== AVAILABLE RECORDS

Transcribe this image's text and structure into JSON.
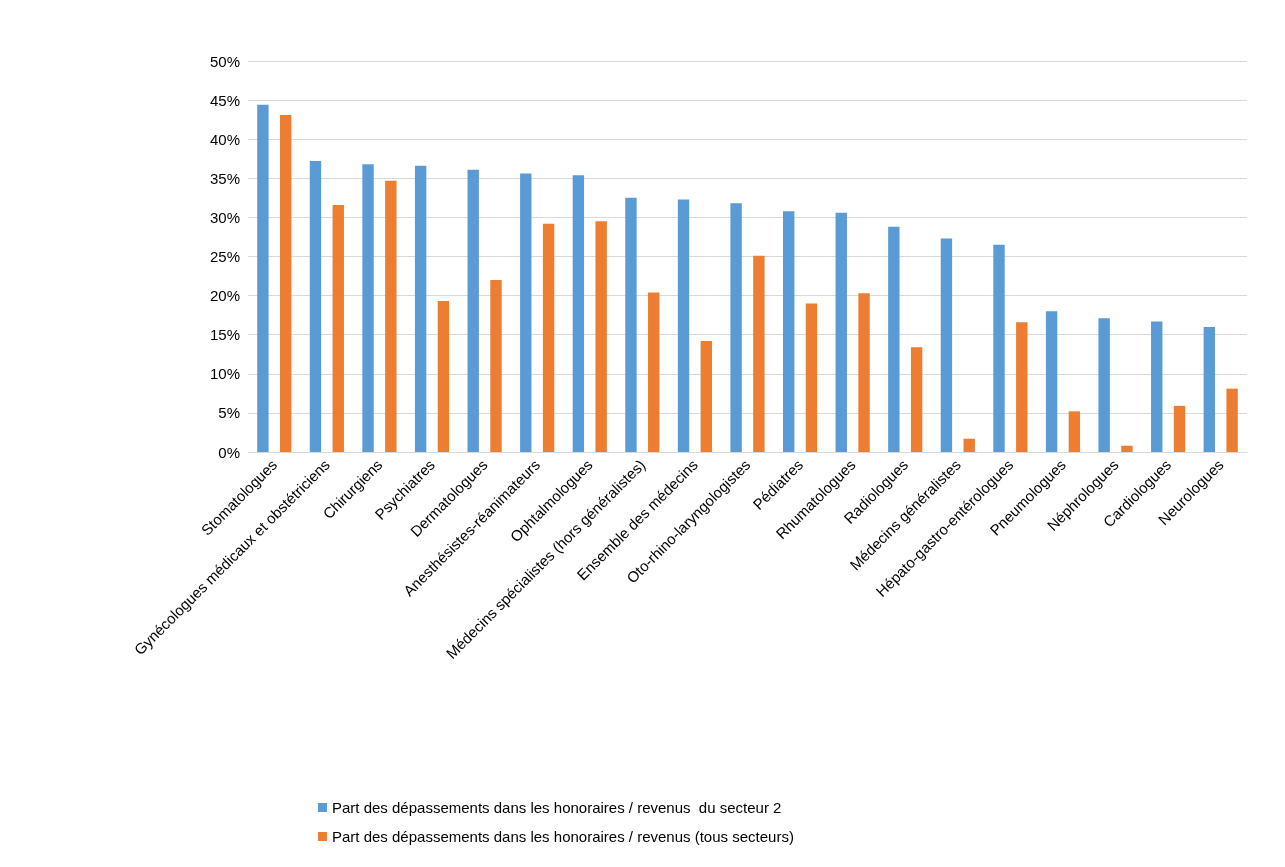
{
  "chart_data": {
    "type": "bar",
    "categories": [
      "Stomatologues",
      "Gynécologues médicaux et obstétriciens",
      "Chirurgiens",
      "Psychiatres",
      "Dermatologues",
      "Anesthésistes-réanimateurs",
      "Ophtalmologues",
      "Médecins spécialistes (hors généralistes)",
      "Ensemble des médecins",
      "Oto-rhino-laryngologistes",
      "Pédiatres",
      "Rhumatologues",
      "Radiologues",
      "Médecins généralistes",
      "Hépato-gastro-entérologues",
      "Pneumologues",
      "Néphrologues",
      "Cardiologues",
      "Neurologues"
    ],
    "series": [
      {
        "name": "Part des dépassements dans les honoraires / revenus  du secteur 2",
        "color": "#5b9bd5",
        "values": [
          44.4,
          37.2,
          36.8,
          36.6,
          36.1,
          35.6,
          35.4,
          32.5,
          32.3,
          31.8,
          30.8,
          30.6,
          28.8,
          27.3,
          26.5,
          18.0,
          17.1,
          16.7,
          16.0
        ]
      },
      {
        "name": "Part des dépassements dans les honoraires / revenus (tous secteurs)",
        "color": "#ed7d31",
        "values": [
          43.1,
          31.6,
          34.7,
          19.3,
          22.0,
          29.2,
          29.5,
          20.4,
          14.2,
          25.1,
          19.0,
          20.3,
          13.4,
          1.7,
          16.6,
          5.2,
          0.8,
          5.9,
          8.1
        ]
      }
    ],
    "ylim": [
      0,
      50
    ],
    "yticks": [
      {
        "value": 0,
        "label": "0%"
      },
      {
        "value": 5,
        "label": "5%"
      },
      {
        "value": 10,
        "label": "10%"
      },
      {
        "value": 15,
        "label": "15%"
      },
      {
        "value": 20,
        "label": "20%"
      },
      {
        "value": 25,
        "label": "25%"
      },
      {
        "value": 30,
        "label": "30%"
      },
      {
        "value": 35,
        "label": "35%"
      },
      {
        "value": 40,
        "label": "40%"
      },
      {
        "value": 45,
        "label": "45%"
      },
      {
        "value": 50,
        "label": "50%"
      }
    ],
    "grid": "y",
    "legend": "bottom"
  }
}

====

-- EXERCISE OBJECTIVE --
With the pictures omitted, reproduce the records in full and exactly.

-- REPLY TO THE TASK --
Transcribe this image's text and structure into JSON.
{
  "chart_data": {
    "type": "bar",
    "categories": [
      "Stomatologues",
      "Gynécologues médicaux et obstétriciens",
      "Chirurgiens",
      "Psychiatres",
      "Dermatologues",
      "Anesthésistes-réanimateurs",
      "Ophtalmologues",
      "Médecins spécialistes (hors généralistes)",
      "Ensemble des médecins",
      "Oto-rhino-laryngologistes",
      "Pédiatres",
      "Rhumatologues",
      "Radiologues",
      "Médecins généralistes",
      "Hépato-gastro-entérologues",
      "Pneumologues",
      "Néphrologues",
      "Cardiologues",
      "Neurologues"
    ],
    "series": [
      {
        "name": "Part des dépassements dans les honoraires / revenus  du secteur 2",
        "color": "#5b9bd5",
        "values": [
          44.4,
          37.2,
          36.8,
          36.6,
          36.1,
          35.6,
          35.4,
          32.5,
          32.3,
          31.8,
          30.8,
          30.6,
          28.8,
          27.3,
          26.5,
          18.0,
          17.1,
          16.7,
          16.0
        ]
      },
      {
        "name": "Part des dépassements dans les honoraires / revenus (tous secteurs)",
        "color": "#ed7d31",
        "values": [
          43.1,
          31.6,
          34.7,
          19.3,
          22.0,
          29.2,
          29.5,
          20.4,
          14.2,
          25.1,
          19.0,
          20.3,
          13.4,
          1.7,
          16.6,
          5.2,
          0.8,
          5.9,
          8.1
        ]
      }
    ],
    "ylim": [
      0,
      50
    ],
    "yticks": [
      {
        "value": 0,
        "label": "0%"
      },
      {
        "value": 5,
        "label": "5%"
      },
      {
        "value": 10,
        "label": "10%"
      },
      {
        "value": 15,
        "label": "15%"
      },
      {
        "value": 20,
        "label": "20%"
      },
      {
        "value": 25,
        "label": "25%"
      },
      {
        "value": 30,
        "label": "30%"
      },
      {
        "value": 35,
        "label": "35%"
      },
      {
        "value": 40,
        "label": "40%"
      },
      {
        "value": 45,
        "label": "45%"
      },
      {
        "value": 50,
        "label": "50%"
      }
    ],
    "grid": "y",
    "legend": "bottom"
  }
}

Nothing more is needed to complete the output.